Work out the number of lines in the listing that include the string "backscattering". Reply with that number alone.

>> Begin SUPPLIED ENTRIES

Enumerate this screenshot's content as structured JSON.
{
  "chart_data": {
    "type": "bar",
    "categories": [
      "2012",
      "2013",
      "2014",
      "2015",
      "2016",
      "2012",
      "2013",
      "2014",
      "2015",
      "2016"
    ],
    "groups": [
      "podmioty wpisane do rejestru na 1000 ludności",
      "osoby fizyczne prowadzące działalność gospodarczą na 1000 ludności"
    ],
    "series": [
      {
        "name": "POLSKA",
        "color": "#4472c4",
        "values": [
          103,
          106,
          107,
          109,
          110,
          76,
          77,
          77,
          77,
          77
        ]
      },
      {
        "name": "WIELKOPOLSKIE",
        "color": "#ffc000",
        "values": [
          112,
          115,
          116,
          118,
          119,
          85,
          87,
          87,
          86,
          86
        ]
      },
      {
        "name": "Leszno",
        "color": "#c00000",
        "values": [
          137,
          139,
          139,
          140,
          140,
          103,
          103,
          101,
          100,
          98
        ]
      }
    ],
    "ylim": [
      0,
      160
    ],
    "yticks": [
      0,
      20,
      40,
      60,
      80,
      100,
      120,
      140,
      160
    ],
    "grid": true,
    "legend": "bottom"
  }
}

>> End SUPPLIED ENTRIES
>> Begin SUPPLIED ENTRIES

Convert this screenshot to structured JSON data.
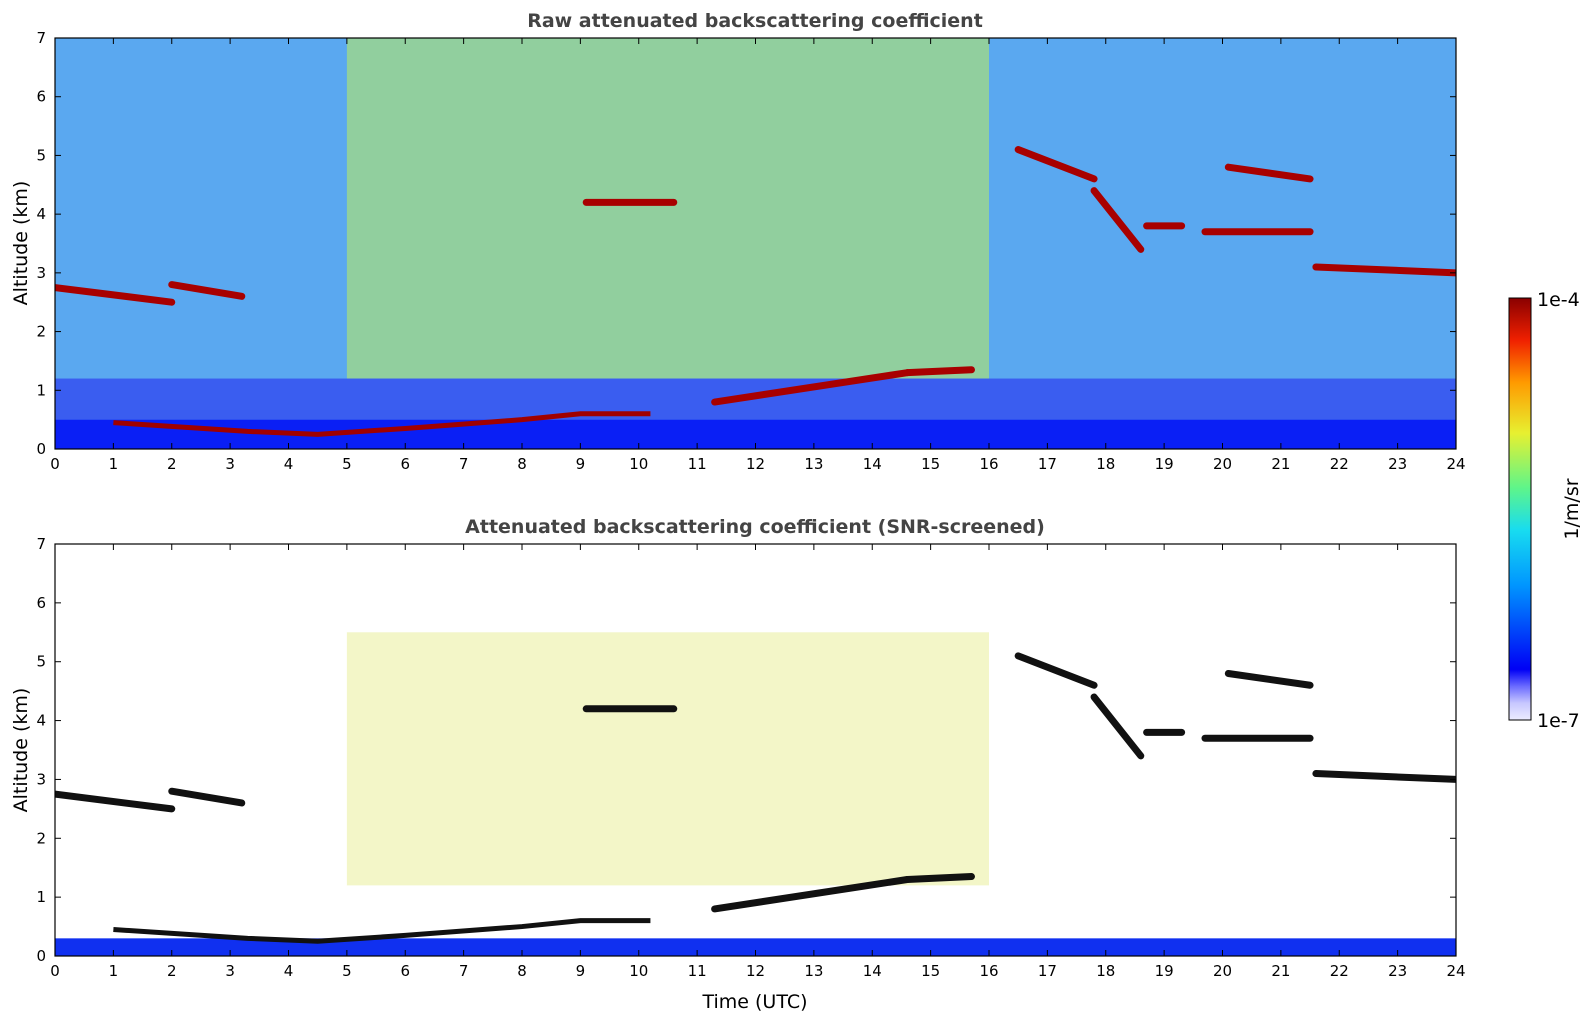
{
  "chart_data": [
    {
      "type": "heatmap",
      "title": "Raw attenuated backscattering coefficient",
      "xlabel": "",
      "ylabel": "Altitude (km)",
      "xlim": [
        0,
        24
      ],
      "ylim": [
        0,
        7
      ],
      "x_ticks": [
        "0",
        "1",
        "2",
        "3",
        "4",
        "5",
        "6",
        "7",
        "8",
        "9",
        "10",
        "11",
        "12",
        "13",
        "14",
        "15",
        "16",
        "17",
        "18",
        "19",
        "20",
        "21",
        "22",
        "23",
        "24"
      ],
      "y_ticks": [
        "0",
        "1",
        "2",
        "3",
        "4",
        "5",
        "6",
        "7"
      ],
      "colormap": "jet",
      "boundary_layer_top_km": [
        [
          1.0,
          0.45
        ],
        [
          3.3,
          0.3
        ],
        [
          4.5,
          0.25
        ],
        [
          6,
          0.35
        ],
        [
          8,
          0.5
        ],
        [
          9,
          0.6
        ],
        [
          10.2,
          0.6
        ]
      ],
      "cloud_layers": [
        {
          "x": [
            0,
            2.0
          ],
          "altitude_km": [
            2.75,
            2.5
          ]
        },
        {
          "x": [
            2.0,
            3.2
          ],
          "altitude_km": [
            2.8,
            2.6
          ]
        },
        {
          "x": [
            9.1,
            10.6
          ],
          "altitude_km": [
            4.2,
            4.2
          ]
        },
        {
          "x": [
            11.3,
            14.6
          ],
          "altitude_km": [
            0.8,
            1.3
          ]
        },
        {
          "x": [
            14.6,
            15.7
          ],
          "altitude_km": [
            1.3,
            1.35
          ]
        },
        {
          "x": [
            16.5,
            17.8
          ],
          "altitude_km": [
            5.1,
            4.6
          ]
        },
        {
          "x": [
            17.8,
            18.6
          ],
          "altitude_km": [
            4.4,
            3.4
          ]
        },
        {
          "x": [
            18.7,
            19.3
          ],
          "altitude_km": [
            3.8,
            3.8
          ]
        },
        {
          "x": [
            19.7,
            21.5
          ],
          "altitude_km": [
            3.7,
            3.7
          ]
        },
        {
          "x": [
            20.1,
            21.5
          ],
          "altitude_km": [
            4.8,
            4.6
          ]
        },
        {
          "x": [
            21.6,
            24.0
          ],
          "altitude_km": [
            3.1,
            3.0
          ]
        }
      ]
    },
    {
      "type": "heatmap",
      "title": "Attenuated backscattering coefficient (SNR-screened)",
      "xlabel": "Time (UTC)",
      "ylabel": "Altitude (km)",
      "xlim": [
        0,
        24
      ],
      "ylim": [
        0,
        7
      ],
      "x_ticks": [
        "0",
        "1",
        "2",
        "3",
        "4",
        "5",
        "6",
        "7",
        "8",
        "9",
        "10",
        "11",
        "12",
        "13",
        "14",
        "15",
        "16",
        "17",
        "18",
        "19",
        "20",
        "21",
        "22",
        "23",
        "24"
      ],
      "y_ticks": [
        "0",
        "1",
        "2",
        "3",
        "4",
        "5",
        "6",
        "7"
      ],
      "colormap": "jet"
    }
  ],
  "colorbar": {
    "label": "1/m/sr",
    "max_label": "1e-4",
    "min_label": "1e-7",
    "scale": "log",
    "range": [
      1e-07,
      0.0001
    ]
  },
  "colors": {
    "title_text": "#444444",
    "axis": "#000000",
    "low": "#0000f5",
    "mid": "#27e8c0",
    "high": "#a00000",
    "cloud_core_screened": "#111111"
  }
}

>> End SUPPLIED ENTRIES

TASK OUTPUT: 2